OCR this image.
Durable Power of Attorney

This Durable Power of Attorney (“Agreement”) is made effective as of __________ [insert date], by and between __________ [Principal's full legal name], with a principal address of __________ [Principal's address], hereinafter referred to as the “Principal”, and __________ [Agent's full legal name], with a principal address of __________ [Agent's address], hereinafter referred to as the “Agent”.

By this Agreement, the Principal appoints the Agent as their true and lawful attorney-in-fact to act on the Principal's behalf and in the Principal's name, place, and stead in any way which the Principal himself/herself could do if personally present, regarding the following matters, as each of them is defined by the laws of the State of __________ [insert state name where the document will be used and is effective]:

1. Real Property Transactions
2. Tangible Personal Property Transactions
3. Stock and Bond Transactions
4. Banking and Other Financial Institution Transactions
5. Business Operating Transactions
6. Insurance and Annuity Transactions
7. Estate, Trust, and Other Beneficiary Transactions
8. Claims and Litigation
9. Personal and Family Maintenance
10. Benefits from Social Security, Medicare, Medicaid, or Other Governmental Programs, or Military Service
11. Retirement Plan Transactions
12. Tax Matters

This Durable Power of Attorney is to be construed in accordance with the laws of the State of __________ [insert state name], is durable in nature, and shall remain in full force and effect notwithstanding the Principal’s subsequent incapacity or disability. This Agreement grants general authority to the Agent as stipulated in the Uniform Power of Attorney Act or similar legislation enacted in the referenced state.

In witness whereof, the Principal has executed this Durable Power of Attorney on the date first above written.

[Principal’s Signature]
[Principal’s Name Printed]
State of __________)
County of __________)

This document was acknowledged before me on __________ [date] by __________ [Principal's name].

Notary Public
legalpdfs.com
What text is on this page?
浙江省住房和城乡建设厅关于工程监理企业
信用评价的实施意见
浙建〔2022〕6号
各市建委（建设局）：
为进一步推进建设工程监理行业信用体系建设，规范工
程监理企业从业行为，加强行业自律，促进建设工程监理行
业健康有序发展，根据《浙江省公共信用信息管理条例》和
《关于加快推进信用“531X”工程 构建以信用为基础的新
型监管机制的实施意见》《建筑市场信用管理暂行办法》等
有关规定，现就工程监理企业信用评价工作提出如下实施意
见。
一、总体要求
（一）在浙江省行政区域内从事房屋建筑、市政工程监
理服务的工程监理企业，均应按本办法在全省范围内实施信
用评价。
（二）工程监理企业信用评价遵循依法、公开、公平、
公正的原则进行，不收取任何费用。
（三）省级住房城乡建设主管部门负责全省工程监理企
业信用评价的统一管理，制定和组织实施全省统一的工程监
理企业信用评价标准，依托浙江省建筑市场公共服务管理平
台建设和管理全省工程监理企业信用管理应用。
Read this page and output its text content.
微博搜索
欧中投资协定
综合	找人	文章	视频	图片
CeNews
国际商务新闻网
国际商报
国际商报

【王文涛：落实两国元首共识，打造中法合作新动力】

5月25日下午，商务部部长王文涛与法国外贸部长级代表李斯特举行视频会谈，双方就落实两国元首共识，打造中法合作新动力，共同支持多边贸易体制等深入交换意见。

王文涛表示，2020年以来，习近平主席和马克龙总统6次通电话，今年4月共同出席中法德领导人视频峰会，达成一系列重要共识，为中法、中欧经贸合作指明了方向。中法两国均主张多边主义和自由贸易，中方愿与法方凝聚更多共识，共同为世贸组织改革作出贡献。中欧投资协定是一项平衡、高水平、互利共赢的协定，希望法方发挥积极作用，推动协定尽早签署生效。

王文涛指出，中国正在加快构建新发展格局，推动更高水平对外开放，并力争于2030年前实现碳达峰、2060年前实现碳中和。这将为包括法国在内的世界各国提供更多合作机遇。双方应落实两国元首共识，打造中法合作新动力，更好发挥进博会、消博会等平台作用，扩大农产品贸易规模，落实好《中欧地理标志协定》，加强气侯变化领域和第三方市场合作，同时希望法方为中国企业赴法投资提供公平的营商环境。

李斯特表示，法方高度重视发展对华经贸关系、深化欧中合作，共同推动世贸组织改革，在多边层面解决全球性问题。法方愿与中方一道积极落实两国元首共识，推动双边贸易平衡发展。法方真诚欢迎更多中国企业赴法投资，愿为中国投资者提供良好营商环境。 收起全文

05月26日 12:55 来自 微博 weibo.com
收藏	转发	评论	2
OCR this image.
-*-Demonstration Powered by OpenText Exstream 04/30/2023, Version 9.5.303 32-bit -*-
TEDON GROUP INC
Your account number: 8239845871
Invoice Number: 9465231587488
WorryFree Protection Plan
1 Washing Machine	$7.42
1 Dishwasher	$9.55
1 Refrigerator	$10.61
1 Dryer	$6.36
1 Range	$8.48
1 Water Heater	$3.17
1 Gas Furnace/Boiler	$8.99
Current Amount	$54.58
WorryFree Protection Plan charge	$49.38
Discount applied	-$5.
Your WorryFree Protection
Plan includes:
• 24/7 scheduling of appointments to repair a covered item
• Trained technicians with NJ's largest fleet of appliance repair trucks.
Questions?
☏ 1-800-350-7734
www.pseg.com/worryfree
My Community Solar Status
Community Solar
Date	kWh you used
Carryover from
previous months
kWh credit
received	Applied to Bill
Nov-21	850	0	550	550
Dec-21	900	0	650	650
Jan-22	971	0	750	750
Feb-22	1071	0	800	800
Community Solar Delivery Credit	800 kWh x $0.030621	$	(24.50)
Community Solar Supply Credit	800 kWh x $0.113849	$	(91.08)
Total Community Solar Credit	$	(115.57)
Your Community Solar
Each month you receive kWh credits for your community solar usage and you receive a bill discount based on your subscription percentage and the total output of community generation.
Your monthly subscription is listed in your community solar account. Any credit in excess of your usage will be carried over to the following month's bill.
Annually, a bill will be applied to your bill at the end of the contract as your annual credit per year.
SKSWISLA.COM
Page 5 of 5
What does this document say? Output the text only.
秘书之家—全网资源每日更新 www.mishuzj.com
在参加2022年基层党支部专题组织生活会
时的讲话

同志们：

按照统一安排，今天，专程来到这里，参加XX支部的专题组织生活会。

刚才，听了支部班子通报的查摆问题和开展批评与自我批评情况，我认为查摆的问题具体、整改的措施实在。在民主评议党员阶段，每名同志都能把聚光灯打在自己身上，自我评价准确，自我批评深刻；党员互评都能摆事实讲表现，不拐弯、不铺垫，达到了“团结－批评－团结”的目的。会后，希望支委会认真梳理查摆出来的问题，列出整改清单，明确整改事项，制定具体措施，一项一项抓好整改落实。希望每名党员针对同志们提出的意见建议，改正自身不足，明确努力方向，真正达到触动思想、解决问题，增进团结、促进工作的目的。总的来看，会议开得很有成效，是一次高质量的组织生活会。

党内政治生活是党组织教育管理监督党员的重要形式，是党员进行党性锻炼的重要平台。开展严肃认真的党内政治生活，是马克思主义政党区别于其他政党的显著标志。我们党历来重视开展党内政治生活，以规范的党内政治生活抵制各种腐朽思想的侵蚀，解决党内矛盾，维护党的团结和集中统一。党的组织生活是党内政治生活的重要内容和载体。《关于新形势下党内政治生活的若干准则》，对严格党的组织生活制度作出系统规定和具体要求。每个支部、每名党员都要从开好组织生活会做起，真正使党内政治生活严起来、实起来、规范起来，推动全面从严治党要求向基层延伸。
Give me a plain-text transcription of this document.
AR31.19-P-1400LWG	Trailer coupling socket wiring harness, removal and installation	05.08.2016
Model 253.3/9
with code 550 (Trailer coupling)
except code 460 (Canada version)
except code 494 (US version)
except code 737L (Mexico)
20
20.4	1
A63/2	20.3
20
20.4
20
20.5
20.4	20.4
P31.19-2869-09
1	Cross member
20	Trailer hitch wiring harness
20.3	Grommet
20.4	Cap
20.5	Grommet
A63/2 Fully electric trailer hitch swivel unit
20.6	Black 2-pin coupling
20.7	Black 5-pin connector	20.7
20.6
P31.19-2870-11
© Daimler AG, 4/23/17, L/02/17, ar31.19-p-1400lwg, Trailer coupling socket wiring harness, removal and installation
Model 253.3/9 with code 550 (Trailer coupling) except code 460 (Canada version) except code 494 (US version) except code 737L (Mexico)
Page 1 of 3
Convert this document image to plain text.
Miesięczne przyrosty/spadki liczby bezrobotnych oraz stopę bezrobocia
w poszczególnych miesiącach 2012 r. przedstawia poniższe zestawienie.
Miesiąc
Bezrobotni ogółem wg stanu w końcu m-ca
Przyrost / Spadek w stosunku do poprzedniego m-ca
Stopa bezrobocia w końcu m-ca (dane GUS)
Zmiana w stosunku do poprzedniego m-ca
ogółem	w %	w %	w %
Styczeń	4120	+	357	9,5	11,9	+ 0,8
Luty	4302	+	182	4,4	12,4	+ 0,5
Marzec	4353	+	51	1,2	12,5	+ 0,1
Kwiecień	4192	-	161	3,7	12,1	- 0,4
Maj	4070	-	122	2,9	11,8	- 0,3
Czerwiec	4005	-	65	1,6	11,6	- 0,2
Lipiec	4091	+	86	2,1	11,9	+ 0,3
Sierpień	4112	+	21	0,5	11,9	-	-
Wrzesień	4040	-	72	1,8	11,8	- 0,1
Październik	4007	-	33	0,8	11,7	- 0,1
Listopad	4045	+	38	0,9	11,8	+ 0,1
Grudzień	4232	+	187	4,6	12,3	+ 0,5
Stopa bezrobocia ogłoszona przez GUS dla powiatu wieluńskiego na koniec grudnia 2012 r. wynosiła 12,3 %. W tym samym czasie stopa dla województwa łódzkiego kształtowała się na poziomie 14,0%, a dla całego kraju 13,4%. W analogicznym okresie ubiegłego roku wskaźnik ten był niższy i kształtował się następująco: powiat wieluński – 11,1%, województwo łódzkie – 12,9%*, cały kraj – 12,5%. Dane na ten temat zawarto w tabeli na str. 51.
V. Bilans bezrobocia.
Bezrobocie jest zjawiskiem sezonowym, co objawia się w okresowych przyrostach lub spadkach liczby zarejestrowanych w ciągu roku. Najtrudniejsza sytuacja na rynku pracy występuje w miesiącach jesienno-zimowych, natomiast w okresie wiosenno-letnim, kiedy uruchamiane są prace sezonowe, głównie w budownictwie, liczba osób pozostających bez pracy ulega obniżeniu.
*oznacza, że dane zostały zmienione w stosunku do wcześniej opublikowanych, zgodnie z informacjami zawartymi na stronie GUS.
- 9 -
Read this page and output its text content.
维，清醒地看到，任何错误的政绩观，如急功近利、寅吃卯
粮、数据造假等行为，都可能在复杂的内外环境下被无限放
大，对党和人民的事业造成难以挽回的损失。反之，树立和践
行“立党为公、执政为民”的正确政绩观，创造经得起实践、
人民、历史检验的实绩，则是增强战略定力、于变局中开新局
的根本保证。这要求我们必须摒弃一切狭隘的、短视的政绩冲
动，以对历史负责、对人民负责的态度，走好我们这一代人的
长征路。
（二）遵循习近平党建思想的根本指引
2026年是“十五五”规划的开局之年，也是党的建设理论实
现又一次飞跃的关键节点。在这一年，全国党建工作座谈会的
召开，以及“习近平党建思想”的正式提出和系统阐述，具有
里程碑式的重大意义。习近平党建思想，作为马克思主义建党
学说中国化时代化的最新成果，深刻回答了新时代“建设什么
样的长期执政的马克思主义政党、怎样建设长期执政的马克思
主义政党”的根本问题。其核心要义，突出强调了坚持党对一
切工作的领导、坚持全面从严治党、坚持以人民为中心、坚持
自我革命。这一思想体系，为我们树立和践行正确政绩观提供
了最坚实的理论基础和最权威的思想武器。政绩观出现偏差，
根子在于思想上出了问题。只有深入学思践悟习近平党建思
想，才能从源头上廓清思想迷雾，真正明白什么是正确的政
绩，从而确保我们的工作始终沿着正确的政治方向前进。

**WHAT NEEDS TO BE DONE:** Copy out every line of the data that includes "Property".

**ANSWER TO THIS PROBLEM:**
1. Real Property Transactions
2. Tangible Personal Property Transactions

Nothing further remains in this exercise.